• **Request**
Write out every line below that includes the word "Levels".

%%

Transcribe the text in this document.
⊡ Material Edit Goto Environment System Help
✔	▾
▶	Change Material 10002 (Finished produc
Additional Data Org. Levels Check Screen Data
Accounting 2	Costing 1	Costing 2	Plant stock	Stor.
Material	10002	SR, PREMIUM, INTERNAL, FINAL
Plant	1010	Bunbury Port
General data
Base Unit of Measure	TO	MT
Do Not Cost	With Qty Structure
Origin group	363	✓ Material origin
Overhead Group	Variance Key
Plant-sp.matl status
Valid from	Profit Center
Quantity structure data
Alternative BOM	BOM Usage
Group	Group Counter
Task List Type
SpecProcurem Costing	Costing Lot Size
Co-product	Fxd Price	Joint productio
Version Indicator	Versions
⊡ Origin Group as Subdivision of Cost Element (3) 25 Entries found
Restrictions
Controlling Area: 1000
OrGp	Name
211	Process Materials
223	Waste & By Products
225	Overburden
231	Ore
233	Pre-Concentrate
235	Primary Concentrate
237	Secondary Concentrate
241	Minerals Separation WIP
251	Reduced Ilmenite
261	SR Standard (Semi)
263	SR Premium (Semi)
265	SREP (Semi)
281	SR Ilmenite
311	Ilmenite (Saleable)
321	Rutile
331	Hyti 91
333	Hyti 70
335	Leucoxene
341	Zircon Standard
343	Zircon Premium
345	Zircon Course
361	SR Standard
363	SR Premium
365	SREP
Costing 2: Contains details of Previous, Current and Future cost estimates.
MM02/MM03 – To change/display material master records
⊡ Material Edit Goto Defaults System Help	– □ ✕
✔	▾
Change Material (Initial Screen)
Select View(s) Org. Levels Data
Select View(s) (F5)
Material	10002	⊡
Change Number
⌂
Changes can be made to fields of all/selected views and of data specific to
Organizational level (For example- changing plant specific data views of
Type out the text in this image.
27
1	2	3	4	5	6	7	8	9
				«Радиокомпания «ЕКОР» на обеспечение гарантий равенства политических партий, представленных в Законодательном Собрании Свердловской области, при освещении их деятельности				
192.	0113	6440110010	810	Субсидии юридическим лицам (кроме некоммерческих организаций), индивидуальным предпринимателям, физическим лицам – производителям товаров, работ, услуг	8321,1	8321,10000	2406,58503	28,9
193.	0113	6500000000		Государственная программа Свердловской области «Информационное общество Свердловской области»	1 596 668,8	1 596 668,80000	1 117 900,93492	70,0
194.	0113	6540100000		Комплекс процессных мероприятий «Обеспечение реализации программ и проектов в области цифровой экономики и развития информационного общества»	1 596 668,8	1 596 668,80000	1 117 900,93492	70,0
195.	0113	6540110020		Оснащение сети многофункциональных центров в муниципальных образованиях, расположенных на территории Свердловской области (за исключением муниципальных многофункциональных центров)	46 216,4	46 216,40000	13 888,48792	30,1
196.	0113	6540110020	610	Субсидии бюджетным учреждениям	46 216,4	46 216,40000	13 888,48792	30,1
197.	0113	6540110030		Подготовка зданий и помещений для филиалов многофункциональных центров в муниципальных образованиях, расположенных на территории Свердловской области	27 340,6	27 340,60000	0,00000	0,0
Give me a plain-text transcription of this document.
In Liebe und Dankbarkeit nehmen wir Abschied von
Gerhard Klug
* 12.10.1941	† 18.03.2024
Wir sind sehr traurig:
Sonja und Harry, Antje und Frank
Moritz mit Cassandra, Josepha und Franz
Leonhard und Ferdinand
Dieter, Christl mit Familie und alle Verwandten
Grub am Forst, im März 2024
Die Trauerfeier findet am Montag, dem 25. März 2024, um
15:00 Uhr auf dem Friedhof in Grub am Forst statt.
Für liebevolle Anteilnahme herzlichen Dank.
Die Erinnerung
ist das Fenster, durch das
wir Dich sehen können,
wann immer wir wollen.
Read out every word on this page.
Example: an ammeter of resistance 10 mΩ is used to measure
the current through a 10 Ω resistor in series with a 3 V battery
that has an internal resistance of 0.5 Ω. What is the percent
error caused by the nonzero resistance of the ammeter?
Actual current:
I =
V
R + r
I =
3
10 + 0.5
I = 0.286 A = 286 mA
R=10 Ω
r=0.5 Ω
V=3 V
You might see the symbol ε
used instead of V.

%%

• **Reply to the exercise**
Additional Data Org. Levels Check Screen Data
Select View(s) Org. Levels Data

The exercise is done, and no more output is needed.